**Consigne 1:**
Pouvez-vous modifier le passage du texte sur l’épisode « Le baiser de Midas » qui s’ouvre sur les mots contenant "Le baiser de" et se termine par "le comprendre !", en y remplaçant "geôlier" par "gardien" ?

**Extrait de page:**

■ ■ ■ ■ ■

Le baiser de Midas

Le titre original de l’épisode suggère bien des promesses et est plus explicite que la traduction française, qui le réduit à une signification, non pas fausse, mais restreinte. En effet, « touch » signifie le toucher, un des cinq sens (peut-être celui qui invite le mieux à la sensualité), mais aussi le contact, ainsi que la touche ou le soupçon d’un ingrédient, ou encore le détail qui qualifie un geste, un comportement, une chose, etc. Le toucher sera donc, très logiquement, le fil conducteur de cet épisode. On peut analyser chacune des scènes à partir de cet unique sens et du champ lexical qu’il induit, jusqu’à la fin. Une scène, par exemple, met en compétition ce sens avec celui de la vue, afin de dévaloriser le second : le geôlier de Purdey ne peut pas toucher, mais il peut regarder, et cela ne lui suffit pas… Comme on peut le comprendre !

■ ■ ■ ■ ■

[Listes d’éléments annotées]

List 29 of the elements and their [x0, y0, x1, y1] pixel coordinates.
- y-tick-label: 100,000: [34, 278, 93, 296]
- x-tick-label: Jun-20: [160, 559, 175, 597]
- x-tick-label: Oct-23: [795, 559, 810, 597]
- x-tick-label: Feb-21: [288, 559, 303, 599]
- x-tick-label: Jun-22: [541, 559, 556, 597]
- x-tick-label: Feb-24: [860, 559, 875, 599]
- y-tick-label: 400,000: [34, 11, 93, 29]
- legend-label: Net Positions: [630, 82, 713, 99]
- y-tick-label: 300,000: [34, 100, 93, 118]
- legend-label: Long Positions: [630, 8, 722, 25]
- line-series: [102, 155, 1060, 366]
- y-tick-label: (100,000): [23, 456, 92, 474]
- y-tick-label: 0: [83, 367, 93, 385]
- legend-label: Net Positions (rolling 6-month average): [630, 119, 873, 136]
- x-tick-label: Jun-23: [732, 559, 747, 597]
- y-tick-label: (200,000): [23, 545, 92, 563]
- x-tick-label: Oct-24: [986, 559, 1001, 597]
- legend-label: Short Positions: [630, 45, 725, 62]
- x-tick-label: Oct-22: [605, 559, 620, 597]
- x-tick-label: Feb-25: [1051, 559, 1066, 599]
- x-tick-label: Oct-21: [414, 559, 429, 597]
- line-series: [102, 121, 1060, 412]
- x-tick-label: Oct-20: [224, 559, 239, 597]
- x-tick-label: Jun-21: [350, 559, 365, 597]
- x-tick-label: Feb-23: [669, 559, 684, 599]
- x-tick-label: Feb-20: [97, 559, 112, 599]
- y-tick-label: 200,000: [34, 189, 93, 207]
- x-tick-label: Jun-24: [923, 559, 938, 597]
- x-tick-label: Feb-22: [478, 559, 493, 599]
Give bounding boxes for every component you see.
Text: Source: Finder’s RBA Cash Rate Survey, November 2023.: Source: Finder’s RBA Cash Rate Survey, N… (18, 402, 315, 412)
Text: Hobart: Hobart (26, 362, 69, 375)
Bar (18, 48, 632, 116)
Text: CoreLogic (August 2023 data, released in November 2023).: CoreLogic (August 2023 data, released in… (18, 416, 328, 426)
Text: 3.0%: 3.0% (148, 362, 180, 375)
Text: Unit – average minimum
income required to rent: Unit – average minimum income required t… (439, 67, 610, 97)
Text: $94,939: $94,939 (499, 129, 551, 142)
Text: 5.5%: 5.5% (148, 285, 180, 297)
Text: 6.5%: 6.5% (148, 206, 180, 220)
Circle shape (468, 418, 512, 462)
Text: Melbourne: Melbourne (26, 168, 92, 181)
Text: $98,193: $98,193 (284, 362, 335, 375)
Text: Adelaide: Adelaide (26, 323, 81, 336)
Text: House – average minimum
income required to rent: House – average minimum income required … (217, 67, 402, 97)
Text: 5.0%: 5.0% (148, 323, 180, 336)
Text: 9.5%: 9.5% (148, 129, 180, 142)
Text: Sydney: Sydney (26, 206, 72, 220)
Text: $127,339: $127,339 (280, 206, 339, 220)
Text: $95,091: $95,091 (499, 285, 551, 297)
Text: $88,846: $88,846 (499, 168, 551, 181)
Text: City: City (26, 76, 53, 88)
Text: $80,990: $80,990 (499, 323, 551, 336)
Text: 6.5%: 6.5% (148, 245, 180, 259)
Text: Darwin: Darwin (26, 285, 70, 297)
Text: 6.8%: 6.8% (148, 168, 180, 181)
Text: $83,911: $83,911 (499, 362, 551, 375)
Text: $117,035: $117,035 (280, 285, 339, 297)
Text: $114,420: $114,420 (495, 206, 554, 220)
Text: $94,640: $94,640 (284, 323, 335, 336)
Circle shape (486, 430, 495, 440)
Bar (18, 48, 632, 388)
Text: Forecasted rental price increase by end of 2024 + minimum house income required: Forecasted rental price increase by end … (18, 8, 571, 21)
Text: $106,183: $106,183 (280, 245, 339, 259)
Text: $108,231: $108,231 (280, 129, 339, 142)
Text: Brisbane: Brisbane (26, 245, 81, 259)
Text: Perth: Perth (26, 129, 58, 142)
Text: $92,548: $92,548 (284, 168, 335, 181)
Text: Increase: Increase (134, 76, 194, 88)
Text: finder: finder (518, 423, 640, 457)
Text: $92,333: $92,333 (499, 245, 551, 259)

■ ■ ■ ■ ■

**Consigne 2:**
Quelles lignes des enregistrements ci-dessus contiennent la chaîne "shape", en tenant compte de la casse ? Recopiez-les toutes.

**Réponse rédigée 1:**
Le baiser de Midas

Le titre original de l’épisode suggère bien des promesses et est plus explicite que la traduction française, qui le réduit à une signification, non pas fausse, mais restreinte. En effet, « touch » signifie le toucher, un des cinq sens (peut-être celui qui invite le mieux à la sensualité), mais aussi le contact, ainsi que la touche ou le soupçon d’un ingrédient, ou encore le détail qui qualifie un geste, un comportement, une chose, etc. Le toucher sera donc, très logiquement, le fil conducteur de cet épisode. On peut analyser chacune des scènes à partir de cet unique sens et du champ lexical qu’il induit, jusqu’à la fin. Une scène, par exemple, met en compétition ce sens avec celui de la vue, afin de dévaloriser le second : le gardien de Purdey ne peut pas toucher, mais il peut regarder, et cela ne lui suffit pas… Comme on peut le comprendre !

**Réponse rédigée 2:**
Circle shape (468, 418, 512, 462)
Circle shape (486, 430, 495, 440)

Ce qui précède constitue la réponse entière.